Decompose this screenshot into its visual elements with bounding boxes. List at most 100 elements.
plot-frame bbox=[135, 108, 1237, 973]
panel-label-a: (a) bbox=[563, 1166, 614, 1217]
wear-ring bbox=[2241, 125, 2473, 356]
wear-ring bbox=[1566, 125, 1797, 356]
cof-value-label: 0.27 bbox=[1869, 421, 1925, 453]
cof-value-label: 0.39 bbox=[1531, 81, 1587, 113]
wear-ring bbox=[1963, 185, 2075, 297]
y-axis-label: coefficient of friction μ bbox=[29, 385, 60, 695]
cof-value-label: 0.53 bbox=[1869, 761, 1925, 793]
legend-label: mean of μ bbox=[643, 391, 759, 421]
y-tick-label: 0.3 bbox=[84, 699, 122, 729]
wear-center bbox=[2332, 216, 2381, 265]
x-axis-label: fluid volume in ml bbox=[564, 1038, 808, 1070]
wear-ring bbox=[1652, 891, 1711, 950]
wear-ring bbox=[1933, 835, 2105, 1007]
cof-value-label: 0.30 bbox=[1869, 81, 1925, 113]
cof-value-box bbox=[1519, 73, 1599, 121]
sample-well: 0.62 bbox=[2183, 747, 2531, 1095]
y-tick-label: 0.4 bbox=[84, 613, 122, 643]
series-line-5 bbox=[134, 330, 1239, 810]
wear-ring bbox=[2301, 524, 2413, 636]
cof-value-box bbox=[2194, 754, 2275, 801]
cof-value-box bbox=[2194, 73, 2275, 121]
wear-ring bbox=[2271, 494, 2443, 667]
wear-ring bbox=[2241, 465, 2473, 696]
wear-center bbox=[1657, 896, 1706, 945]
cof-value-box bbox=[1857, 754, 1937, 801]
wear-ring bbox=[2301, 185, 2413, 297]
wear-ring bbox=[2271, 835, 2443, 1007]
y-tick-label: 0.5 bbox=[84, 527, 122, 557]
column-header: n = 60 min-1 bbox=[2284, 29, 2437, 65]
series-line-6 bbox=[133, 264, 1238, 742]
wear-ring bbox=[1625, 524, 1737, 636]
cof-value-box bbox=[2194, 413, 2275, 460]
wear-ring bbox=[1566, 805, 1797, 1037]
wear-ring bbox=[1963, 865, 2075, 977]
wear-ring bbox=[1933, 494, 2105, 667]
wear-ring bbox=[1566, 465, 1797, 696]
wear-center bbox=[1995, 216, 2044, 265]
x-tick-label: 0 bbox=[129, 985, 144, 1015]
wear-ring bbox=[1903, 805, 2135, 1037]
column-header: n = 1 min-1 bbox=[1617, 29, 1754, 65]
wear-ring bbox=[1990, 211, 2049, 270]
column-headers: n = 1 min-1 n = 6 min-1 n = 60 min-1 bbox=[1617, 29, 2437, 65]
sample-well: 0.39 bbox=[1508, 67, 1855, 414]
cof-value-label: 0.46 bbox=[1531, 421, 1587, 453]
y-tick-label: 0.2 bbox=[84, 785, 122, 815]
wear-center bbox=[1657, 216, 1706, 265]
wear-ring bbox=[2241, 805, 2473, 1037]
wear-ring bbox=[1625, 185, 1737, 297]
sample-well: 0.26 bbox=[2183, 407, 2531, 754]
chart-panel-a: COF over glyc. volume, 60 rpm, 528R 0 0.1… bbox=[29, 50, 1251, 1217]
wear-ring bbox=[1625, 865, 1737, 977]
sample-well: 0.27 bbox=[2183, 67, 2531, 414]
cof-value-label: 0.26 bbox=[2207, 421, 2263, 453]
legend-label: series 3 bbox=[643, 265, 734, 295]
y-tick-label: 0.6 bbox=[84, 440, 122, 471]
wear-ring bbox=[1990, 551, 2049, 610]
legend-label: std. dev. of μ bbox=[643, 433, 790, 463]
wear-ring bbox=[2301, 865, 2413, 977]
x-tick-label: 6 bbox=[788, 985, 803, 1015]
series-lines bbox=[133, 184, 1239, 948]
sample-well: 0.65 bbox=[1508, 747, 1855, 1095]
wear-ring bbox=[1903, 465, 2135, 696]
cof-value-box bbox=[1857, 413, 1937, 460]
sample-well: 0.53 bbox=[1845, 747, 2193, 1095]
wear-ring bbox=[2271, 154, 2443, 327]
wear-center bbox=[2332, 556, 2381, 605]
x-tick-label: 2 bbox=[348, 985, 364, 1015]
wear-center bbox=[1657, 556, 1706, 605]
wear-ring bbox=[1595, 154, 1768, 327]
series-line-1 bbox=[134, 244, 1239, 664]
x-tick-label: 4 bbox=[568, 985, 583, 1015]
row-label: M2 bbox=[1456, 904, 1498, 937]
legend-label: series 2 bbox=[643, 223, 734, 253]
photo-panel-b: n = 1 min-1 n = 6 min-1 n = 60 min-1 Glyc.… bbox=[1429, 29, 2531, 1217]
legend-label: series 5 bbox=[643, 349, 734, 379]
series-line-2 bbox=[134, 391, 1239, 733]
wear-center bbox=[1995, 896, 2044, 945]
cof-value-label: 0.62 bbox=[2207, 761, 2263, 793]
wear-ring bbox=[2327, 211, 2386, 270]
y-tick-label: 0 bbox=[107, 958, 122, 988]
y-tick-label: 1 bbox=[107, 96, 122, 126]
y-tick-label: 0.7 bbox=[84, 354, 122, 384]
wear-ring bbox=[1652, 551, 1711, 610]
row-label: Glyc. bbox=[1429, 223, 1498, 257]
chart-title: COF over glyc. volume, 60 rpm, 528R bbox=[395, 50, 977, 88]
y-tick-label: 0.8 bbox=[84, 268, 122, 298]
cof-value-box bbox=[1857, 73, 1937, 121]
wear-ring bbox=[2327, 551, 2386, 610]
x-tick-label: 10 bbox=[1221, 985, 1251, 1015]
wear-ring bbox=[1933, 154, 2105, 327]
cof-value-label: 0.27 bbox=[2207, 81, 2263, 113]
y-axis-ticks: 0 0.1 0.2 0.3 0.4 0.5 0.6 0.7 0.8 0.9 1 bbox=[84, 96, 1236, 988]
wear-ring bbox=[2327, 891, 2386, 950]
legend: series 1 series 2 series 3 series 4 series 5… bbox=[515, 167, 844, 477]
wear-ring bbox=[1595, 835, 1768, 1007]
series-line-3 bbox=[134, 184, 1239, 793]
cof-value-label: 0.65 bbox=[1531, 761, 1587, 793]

**Problem statement:**
Reproduce every line of the records above verbatim, in their original order, with nothing added, dropped, or altered.

**Result for this task:**
Decompose this screenshot into its visual elements with bounding boxes. List at most 100 elements.
plot-frame bbox=[135, 108, 1237, 973]
panel-label-a: (a) bbox=[563, 1166, 614, 1217]
wear-ring bbox=[2241, 125, 2473, 356]
wear-ring bbox=[1566, 125, 1797, 356]
cof-value-label: 0.27 bbox=[1869, 421, 1925, 453]
cof-value-label: 0.39 bbox=[1531, 81, 1587, 113]
wear-ring bbox=[1963, 185, 2075, 297]
y-axis-label: coefficient of friction μ bbox=[29, 385, 60, 695]
cof-value-label: 0.53 bbox=[1869, 761, 1925, 793]
legend-label: mean of μ bbox=[643, 391, 759, 421]
y-tick-label: 0.3 bbox=[84, 699, 122, 729]
wear-center bbox=[2332, 216, 2381, 265]
x-axis-label: fluid volume in ml bbox=[564, 1038, 808, 1070]
wear-ring bbox=[1652, 891, 1711, 950]
wear-ring bbox=[1933, 835, 2105, 1007]
cof-value-label: 0.30 bbox=[1869, 81, 1925, 113]
cof-value-box bbox=[1519, 73, 1599, 121]
sample-well: 0.62 bbox=[2183, 747, 2531, 1095]
y-tick-label: 0.4 bbox=[84, 613, 122, 643]
series-line-5 bbox=[134, 330, 1239, 810]
wear-ring bbox=[2301, 524, 2413, 636]
cof-value-box bbox=[2194, 754, 2275, 801]
cof-value-box bbox=[2194, 73, 2275, 121]
wear-ring bbox=[2271, 494, 2443, 667]
wear-ring bbox=[2241, 465, 2473, 696]
wear-center bbox=[1657, 896, 1706, 945]
cof-value-box bbox=[1857, 754, 1937, 801]
wear-ring bbox=[2301, 185, 2413, 297]
wear-ring bbox=[2271, 835, 2443, 1007]
y-tick-label: 0.5 bbox=[84, 527, 122, 557]
column-header: n = 60 min-1 bbox=[2284, 29, 2437, 65]
series-line-6 bbox=[133, 264, 1238, 742]
wear-ring bbox=[1625, 524, 1737, 636]
cof-value-box bbox=[2194, 413, 2275, 460]
wear-ring bbox=[1566, 805, 1797, 1037]
wear-ring bbox=[1963, 865, 2075, 977]
wear-ring bbox=[1933, 494, 2105, 667]
wear-ring bbox=[1566, 465, 1797, 696]
wear-center bbox=[1995, 216, 2044, 265]
x-tick-label: 0 bbox=[129, 985, 144, 1015]
wear-ring bbox=[1903, 805, 2135, 1037]
column-header: n = 1 min-1 bbox=[1617, 29, 1754, 65]
wear-ring bbox=[1990, 211, 2049, 270]
column-headers: n = 1 min-1 n = 6 min-1 n = 60 min-1 bbox=[1617, 29, 2437, 65]
sample-well: 0.39 bbox=[1508, 67, 1855, 414]
cof-value-label: 0.46 bbox=[1531, 421, 1587, 453]
y-tick-label: 0.2 bbox=[84, 785, 122, 815]
wear-center bbox=[1657, 216, 1706, 265]
wear-ring bbox=[2241, 805, 2473, 1037]
wear-ring bbox=[1625, 185, 1737, 297]
sample-well: 0.26 bbox=[2183, 407, 2531, 754]
chart-panel-a: COF over glyc. volume, 60 rpm, 528R 0 0.1… bbox=[29, 50, 1251, 1217]
wear-ring bbox=[1625, 865, 1737, 977]
sample-well: 0.27 bbox=[2183, 67, 2531, 414]
cof-value-label: 0.26 bbox=[2207, 421, 2263, 453]
legend-label: series 3 bbox=[643, 265, 734, 295]
y-tick-label: 0.6 bbox=[84, 440, 122, 471]
wear-ring bbox=[1990, 551, 2049, 610]
legend-label: std. dev. of μ bbox=[643, 433, 790, 463]
wear-ring bbox=[2301, 865, 2413, 977]
x-tick-label: 6 bbox=[788, 985, 803, 1015]
series-lines bbox=[133, 184, 1239, 948]
sample-well: 0.65 bbox=[1508, 747, 1855, 1095]
wear-ring bbox=[1903, 465, 2135, 696]
cof-value-box bbox=[1857, 413, 1937, 460]
sample-well: 0.53 bbox=[1845, 747, 2193, 1095]
wear-ring bbox=[2271, 154, 2443, 327]
wear-center bbox=[2332, 556, 2381, 605]
x-tick-label: 2 bbox=[348, 985, 364, 1015]
wear-center bbox=[1657, 556, 1706, 605]
wear-ring bbox=[1595, 154, 1768, 327]
series-line-1 bbox=[134, 244, 1239, 664]
x-tick-label: 4 bbox=[568, 985, 583, 1015]
row-label: M2 bbox=[1456, 904, 1498, 937]
legend-label: series 2 bbox=[643, 223, 734, 253]
photo-panel-b: n = 1 min-1 n = 6 min-1 n = 60 min-1 Glyc.… bbox=[1429, 29, 2531, 1217]
legend-label: series 5 bbox=[643, 349, 734, 379]
series-line-2 bbox=[134, 391, 1239, 733]
wear-center bbox=[1995, 896, 2044, 945]
cof-value-label: 0.62 bbox=[2207, 761, 2263, 793]
wear-ring bbox=[2327, 211, 2386, 270]
y-tick-label: 0 bbox=[107, 958, 122, 988]
y-tick-label: 1 bbox=[107, 96, 122, 126]
y-tick-label: 0.7 bbox=[84, 354, 122, 384]
wear-ring bbox=[1652, 551, 1711, 610]
row-label: Glyc. bbox=[1429, 223, 1498, 257]
chart-title: COF over glyc. volume, 60 rpm, 528R bbox=[395, 50, 977, 88]
y-tick-label: 0.8 bbox=[84, 268, 122, 298]
cof-value-box bbox=[1857, 73, 1937, 121]
wear-ring bbox=[2327, 551, 2386, 610]
x-tick-label: 10 bbox=[1221, 985, 1251, 1015]
wear-ring bbox=[1933, 154, 2105, 327]
cof-value-label: 0.27 bbox=[2207, 81, 2263, 113]
y-axis-ticks: 0 0.1 0.2 0.3 0.4 0.5 0.6 0.7 0.8 0.9 1 bbox=[84, 96, 1236, 988]
wear-ring bbox=[2327, 891, 2386, 950]
legend: series 1 series 2 series 3 series 4 series 5… bbox=[515, 167, 844, 477]
wear-ring bbox=[1595, 835, 1768, 1007]
series-line-3 bbox=[134, 184, 1239, 793]
cof-value-label: 0.65 bbox=[1531, 761, 1587, 793]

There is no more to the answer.